> Exercise instructions
Take every line where the string "ylabel" appears and copy it.

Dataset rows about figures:
━━━━━━━━

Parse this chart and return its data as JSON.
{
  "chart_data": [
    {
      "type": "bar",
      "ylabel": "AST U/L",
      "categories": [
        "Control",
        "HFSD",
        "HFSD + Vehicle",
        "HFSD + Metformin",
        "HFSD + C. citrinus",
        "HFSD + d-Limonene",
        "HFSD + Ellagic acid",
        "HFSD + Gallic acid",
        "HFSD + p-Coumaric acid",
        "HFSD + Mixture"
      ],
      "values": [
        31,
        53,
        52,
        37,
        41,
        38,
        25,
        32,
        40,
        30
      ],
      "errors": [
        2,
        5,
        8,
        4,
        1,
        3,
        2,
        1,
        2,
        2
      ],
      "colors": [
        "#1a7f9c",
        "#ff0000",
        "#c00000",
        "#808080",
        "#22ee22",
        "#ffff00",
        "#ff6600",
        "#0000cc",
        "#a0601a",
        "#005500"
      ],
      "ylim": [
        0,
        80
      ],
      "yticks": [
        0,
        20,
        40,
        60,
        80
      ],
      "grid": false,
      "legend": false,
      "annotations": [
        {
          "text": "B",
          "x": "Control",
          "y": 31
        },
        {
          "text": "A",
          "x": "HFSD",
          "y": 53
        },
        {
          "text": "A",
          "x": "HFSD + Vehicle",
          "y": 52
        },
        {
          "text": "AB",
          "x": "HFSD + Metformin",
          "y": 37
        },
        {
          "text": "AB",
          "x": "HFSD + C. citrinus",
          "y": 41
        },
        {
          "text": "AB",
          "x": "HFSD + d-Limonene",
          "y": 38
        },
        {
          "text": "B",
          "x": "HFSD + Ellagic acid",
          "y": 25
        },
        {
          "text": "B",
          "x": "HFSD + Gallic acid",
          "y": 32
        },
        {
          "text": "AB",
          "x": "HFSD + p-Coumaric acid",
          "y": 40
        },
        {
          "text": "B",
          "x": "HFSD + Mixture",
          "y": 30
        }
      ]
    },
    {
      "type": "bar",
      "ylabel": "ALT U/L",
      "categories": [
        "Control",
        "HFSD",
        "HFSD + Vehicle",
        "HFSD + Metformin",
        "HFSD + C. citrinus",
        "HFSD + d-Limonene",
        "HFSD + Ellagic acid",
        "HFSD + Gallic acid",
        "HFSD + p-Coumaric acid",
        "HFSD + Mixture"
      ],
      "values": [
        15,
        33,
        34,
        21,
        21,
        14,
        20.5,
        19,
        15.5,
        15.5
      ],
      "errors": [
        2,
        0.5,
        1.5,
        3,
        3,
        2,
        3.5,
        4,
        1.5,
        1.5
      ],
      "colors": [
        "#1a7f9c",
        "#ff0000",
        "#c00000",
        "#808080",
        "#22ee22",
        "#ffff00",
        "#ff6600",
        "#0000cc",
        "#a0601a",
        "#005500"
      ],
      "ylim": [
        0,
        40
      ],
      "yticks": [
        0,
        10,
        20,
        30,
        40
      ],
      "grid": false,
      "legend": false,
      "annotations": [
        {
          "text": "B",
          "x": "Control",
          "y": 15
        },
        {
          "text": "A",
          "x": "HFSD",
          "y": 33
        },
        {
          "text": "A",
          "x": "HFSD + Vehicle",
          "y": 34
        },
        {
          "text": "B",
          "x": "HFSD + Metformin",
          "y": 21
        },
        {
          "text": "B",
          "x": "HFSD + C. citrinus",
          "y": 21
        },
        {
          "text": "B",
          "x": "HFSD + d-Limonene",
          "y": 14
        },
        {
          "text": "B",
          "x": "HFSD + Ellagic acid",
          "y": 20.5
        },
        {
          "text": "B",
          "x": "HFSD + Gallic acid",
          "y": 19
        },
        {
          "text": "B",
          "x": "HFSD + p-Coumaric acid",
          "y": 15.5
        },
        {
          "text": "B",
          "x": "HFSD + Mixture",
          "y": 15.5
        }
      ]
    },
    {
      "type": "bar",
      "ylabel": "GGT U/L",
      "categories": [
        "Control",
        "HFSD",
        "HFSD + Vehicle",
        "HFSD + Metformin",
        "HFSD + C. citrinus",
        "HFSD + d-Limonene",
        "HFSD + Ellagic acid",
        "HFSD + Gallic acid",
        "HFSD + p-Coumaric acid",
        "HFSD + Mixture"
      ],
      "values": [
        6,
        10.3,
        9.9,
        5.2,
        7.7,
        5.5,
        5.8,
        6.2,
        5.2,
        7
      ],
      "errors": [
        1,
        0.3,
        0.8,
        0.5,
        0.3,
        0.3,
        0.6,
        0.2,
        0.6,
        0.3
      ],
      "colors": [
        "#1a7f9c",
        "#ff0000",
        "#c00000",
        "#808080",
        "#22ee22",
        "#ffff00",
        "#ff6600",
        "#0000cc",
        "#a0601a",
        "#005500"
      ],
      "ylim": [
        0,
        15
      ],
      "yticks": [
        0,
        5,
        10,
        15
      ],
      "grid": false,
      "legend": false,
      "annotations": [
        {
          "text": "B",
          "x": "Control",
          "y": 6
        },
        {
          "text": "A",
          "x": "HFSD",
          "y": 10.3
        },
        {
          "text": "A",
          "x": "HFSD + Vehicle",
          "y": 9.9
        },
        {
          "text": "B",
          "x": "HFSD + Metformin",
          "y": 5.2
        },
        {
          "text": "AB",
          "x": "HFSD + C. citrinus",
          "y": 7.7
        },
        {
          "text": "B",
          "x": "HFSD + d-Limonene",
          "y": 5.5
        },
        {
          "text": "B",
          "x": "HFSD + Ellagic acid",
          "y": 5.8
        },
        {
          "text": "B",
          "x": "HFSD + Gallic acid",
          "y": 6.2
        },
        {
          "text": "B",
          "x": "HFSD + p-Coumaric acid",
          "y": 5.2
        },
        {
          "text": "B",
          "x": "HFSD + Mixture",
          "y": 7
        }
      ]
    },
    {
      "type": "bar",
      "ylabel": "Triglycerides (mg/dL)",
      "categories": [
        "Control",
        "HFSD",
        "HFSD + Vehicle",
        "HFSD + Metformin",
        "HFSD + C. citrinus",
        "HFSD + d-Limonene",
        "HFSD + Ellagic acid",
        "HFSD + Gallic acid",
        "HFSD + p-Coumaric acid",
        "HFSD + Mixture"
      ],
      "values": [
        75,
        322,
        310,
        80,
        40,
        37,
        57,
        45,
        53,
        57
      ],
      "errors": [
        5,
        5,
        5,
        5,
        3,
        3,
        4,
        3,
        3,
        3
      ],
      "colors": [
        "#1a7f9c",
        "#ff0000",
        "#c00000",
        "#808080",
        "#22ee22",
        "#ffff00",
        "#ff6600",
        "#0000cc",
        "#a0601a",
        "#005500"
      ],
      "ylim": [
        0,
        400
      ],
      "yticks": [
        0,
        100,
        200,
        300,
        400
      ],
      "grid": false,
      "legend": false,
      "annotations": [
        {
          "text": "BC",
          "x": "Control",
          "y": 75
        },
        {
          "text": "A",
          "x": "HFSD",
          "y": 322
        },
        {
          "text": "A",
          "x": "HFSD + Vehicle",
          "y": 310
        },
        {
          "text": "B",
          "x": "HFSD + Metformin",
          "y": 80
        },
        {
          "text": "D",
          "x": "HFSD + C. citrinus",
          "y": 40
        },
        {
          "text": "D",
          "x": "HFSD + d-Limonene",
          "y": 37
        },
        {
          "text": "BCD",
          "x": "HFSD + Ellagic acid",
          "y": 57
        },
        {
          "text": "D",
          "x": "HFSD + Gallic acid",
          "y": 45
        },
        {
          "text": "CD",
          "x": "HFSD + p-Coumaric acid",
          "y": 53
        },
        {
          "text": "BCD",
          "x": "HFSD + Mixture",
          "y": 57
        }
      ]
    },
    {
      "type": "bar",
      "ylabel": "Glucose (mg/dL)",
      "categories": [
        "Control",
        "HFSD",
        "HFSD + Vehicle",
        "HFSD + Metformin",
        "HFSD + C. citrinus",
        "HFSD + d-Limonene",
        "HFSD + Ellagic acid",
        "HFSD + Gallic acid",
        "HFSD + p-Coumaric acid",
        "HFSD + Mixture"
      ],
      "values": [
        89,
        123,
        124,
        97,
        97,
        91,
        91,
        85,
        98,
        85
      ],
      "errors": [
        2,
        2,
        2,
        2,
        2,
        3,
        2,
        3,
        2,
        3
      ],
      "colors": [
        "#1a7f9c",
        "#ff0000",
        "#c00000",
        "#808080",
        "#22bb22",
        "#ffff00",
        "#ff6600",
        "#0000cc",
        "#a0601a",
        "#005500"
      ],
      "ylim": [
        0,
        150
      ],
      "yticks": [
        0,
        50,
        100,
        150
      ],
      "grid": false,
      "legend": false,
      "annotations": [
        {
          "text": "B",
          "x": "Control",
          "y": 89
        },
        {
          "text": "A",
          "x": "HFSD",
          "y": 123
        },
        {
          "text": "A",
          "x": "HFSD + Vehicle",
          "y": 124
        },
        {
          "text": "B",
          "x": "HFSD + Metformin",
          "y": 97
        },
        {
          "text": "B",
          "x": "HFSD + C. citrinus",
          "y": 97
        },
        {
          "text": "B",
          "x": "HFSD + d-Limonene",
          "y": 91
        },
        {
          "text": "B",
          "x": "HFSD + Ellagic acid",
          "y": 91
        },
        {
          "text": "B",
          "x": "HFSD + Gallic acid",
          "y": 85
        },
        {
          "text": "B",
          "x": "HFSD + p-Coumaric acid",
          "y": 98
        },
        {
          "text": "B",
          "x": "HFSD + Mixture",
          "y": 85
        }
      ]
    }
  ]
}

━━━━━━━━

> Task response
      "ylabel": "AST U/L",
      "ylabel": "ALT U/L",
      "ylabel": "GGT U/L",
      "ylabel": "Triglycerides (mg/dL)",
      "ylabel": "Glucose (mg/dL)",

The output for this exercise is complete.